● **Exercise passage**
Tell Me Something Different!

Most of my work is in the field of Conscious Sexuality and Relationships, which means that that’s what most people come and see me for, and that’s where most journeys start.

However, as our sexuality doesn’t happen in a vacuum, rather in the fullness of the context of our lives, as do our relationships, healing and growth journeys need to be in the same context.

Many of our sexual and relationship issues don’t always have a lot to do with sex, they’re simply the patterns of our lives playing out in those arenas. And more than that, when we include consciousness we include all of who we are. To expand, to heal, to grow in one area of life, we have to do the same in others, as everything within us is connected. Our genitals, even though most of us have disconnected and separated them from the rest of ourselves, are us much a part of us as our noses, our hands and our hearts. Genital healing might be an important part of a sexual healing journey, and so is everything else.

One of the other parts of our being that needs a lot of attention is the mind. Learning about the mind, finding different ways of relating to the mind becomes vital. When we see how much we live from programmes, from patterns, we start to understand this. And we see that the same principle, that of patterns plays itself out in our sexuality and in our relationships as much as anywhere else.

In changing the patterns we need to be able to think differently, do differently, and in time, come to be different. We’re creating new patterns, new ways of being that are about possibility. We’re going from what we think things should be to what they could be, we often have no idea of what they could be, the pleasure we could be experiencing, the love, the intimacy we could be living in as we’ve always done what we’ve known. As we start changing what we do we begin to see possibilities emerge, and I so often hear, “I never knew it could be like this”.

I was listening to a talk by the fantastic Stan Grof recently, where he was talking about all the different theories of mind in psychology and psychiatry, the different schools of therapy. They’re all valid, they all have research. In the world of healing, complementary health and growth it’s the same, there are so many modalities and ways of healing. There are also so many new advances and ideas of how the mind works at the moment, how the brain works, the connection between the body and the mind, and they’re all teaching us something.

It’s fascinating reading and listening to all the different ideas and practices coming from the amazing teachers, writers, thinkers and beings. I love engaging with it, and love looking at how we can use it, what can we do with the ideas, how can we apply them to help us change things in our lives.

● **Activity**
Copy out the whole "Tell Me Something Different!" piece word for word, from its title through its final sentence.

(Stored items)

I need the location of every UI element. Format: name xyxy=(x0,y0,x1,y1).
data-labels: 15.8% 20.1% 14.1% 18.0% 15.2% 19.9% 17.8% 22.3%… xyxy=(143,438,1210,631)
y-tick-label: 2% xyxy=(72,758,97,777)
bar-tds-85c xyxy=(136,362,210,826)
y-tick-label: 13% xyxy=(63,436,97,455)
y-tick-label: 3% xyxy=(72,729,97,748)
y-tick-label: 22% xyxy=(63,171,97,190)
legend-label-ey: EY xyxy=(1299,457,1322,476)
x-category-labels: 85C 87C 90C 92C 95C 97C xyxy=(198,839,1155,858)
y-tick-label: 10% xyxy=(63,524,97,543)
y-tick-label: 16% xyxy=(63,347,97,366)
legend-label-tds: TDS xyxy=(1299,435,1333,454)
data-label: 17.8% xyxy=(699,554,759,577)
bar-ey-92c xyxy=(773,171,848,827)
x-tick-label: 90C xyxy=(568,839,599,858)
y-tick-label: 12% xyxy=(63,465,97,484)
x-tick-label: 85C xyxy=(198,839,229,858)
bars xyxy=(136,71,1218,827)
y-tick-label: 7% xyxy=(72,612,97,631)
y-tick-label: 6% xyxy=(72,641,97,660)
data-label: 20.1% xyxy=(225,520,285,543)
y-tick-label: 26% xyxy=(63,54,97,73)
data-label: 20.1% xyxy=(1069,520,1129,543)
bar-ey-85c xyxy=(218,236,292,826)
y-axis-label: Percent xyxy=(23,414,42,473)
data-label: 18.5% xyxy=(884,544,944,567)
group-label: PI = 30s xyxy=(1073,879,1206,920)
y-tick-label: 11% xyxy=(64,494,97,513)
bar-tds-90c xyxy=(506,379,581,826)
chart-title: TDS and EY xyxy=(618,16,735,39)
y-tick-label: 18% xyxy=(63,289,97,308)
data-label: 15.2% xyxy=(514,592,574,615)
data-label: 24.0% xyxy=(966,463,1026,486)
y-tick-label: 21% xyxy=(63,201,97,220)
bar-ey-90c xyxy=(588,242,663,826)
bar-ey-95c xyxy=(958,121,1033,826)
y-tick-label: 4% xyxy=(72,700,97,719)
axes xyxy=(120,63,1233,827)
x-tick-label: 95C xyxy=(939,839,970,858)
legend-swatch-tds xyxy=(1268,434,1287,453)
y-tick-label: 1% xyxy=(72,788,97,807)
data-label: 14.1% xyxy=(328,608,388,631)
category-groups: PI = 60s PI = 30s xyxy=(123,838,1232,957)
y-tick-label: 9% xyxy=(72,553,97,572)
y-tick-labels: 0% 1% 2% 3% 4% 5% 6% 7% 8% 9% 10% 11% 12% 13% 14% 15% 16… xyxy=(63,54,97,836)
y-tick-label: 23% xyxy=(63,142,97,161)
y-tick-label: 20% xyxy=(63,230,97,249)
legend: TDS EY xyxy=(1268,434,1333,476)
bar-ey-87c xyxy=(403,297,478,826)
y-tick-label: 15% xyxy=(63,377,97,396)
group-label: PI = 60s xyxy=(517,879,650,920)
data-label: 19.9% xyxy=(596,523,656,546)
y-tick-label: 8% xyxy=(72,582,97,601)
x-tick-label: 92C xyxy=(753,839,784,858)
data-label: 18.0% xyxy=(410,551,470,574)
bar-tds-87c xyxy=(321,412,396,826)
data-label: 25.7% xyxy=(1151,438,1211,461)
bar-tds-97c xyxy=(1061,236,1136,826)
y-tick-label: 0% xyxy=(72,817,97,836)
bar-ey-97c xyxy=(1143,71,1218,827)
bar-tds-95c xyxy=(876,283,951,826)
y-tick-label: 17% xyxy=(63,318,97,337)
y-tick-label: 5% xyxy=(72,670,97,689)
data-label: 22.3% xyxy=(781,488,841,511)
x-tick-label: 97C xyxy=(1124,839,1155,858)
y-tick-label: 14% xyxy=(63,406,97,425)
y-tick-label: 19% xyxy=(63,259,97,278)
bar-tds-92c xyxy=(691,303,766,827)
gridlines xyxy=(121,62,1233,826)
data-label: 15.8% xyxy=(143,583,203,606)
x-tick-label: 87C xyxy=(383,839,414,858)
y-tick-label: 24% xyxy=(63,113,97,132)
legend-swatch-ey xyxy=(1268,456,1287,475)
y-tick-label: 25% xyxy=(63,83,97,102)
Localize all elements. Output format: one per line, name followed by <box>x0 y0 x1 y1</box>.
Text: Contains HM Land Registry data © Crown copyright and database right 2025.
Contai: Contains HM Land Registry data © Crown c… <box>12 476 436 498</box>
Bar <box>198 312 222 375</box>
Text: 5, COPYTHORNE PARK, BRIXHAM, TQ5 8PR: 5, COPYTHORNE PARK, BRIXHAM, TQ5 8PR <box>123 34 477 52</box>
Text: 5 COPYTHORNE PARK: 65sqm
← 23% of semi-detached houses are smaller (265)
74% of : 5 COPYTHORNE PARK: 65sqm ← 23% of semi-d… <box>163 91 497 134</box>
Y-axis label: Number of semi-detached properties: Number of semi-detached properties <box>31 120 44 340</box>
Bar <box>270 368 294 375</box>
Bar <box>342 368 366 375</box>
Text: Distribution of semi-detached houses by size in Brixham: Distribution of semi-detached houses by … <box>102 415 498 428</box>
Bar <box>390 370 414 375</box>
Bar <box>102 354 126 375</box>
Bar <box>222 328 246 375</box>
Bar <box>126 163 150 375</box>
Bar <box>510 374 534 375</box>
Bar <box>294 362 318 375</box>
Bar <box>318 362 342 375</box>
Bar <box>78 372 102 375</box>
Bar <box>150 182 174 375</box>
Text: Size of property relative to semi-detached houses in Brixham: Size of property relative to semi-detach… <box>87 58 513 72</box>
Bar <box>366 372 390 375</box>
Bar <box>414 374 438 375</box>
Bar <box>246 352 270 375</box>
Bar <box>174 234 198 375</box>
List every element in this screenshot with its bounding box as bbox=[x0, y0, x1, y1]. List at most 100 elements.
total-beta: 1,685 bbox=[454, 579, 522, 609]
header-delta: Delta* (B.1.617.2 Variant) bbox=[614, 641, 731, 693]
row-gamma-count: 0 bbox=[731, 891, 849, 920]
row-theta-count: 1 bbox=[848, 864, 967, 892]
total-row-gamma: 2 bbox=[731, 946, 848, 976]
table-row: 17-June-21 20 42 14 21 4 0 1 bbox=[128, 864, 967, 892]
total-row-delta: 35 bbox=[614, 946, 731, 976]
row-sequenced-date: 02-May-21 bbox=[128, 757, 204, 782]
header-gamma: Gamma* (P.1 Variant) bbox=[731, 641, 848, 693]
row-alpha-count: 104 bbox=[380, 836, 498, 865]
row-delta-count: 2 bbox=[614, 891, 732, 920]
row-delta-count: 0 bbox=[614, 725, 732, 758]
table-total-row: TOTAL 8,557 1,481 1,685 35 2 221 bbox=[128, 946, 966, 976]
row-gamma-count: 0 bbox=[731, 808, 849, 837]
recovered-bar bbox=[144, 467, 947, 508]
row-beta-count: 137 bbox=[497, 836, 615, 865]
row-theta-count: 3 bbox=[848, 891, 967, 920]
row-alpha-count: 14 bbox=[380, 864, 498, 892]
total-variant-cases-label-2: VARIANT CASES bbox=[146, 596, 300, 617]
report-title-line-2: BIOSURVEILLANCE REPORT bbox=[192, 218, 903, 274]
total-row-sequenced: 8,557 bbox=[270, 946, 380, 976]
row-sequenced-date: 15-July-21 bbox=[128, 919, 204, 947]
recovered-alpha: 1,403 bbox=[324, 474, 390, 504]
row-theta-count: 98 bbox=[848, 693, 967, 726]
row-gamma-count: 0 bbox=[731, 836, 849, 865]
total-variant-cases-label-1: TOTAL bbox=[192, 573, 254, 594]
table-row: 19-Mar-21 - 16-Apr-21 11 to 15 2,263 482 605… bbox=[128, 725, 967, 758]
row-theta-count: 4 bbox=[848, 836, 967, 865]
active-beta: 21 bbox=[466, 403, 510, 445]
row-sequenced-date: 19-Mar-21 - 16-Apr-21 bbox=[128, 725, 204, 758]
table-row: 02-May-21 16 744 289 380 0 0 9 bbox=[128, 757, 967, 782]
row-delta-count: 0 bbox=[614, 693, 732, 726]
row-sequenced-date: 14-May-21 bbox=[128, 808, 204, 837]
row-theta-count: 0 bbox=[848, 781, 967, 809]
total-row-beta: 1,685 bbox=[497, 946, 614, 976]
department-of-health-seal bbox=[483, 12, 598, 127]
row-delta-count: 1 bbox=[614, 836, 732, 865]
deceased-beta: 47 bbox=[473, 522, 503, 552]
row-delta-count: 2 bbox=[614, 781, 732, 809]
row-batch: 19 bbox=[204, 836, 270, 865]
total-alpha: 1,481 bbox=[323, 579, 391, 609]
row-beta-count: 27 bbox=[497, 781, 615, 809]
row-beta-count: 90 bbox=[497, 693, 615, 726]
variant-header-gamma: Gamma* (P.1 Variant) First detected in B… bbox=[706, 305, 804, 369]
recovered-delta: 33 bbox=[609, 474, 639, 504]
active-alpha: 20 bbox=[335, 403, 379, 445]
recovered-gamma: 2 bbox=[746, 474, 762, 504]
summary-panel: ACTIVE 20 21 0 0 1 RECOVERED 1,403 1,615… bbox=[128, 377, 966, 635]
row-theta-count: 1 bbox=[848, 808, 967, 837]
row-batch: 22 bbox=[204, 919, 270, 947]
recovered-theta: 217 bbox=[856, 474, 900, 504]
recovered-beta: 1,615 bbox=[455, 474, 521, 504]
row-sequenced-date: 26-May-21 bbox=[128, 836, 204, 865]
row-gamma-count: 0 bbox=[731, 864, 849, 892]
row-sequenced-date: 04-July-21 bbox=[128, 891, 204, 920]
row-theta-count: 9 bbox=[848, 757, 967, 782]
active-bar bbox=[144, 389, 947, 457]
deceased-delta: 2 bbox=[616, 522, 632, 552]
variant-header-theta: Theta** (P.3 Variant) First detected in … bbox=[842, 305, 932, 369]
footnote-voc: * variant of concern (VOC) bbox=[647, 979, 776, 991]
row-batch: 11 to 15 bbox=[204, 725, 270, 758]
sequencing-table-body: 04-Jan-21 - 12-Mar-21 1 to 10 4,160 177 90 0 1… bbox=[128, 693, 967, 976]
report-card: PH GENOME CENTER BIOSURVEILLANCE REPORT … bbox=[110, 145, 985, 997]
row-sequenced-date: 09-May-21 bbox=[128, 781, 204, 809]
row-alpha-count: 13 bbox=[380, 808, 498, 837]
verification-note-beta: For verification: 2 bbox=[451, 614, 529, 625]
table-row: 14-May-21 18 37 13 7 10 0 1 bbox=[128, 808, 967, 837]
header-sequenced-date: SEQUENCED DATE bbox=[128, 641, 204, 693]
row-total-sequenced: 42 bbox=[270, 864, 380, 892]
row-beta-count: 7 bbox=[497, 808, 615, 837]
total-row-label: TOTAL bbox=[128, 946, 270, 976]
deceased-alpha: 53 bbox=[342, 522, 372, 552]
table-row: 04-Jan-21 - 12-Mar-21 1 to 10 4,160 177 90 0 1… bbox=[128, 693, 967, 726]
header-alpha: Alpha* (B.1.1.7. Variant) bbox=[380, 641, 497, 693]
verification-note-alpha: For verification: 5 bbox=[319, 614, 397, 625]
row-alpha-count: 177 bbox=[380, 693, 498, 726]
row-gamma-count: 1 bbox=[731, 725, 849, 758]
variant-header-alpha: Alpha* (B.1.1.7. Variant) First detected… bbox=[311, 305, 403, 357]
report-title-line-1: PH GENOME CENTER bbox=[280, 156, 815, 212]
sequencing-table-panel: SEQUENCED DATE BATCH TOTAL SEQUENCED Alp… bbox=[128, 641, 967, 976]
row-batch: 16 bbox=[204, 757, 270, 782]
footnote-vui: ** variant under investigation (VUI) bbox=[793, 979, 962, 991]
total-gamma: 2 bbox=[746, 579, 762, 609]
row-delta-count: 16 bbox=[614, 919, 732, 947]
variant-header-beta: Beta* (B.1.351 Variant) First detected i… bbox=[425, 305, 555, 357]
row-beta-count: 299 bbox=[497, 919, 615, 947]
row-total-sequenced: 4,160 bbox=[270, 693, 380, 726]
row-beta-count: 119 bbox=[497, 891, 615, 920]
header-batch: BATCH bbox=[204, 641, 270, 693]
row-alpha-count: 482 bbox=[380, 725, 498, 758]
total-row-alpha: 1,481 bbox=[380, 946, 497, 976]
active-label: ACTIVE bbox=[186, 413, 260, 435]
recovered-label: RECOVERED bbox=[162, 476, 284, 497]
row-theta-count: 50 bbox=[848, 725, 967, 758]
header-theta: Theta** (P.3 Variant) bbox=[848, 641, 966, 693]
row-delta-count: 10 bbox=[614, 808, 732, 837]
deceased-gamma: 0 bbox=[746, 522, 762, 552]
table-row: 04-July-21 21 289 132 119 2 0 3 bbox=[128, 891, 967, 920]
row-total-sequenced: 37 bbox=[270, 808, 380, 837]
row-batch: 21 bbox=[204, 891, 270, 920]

● **Answer for this exercise**
Tell Me Something Different!

Most of my work is in the field of Conscious Sexuality and Relationships, which means that that’s what most people come and see me for, and that’s where most journeys start.

However, as our sexuality doesn’t happen in a vacuum, rather in the fullness of the context of our lives, as do our relationships, healing and growth journeys need to be in the same context.

Many of our sexual and relationship issues don’t always have a lot to do with sex, they’re simply the patterns of our lives playing out in those arenas. And more than that, when we include consciousness we include all of who we are. To expand, to heal, to grow in one area of life, we have to do the same in others, as everything within us is connected. Our genitals, even though most of us have disconnected and separated them from the rest of ourselves, are us much a part of us as our noses, our hands and our hearts. Genital healing might be an important part of a sexual healing journey, and so is everything else.

One of the other parts of our being that needs a lot of attention is the mind. Learning about the mind, finding different ways of relating to the mind becomes vital. When we see how much we live from programmes, from patterns, we start to understand this. And we see that the same principle, that of patterns plays itself out in our sexuality and in our relationships as much as anywhere else.

In changing the patterns we need to be able to think differently, do differently, and in time, come to be different. We’re creating new patterns, new ways of being that are about possibility. We’re going from what we think things should be to what they could be, we often have no idea of what they could be, the pleasure we could be experiencing, the love, the intimacy we could be living in as we’ve always done what we’ve known. As we start changing what we do we begin to see possibilities emerge, and I so often hear, “I never knew it could be like this”.

I was listening to a talk by the fantastic Stan Grof recently, where he was talking about all the different theories of mind in psychology and psychiatry, the different schools of therapy. They’re all valid, they all have research. In the world of healing, complementary health and growth it’s the same, there are so many modalities and ways of healing. There are also so many new advances and ideas of how the mind works at the moment, how the brain works, the connection between the body and the mind, and they’re all teaching us something.

It’s fascinating reading and listening to all the different ideas and practices coming from the amazing teachers, writers, thinkers and beings. I love engaging with it, and love looking at how we can use it, what can we do with the ideas, how can we apply them to help us change things in our lives.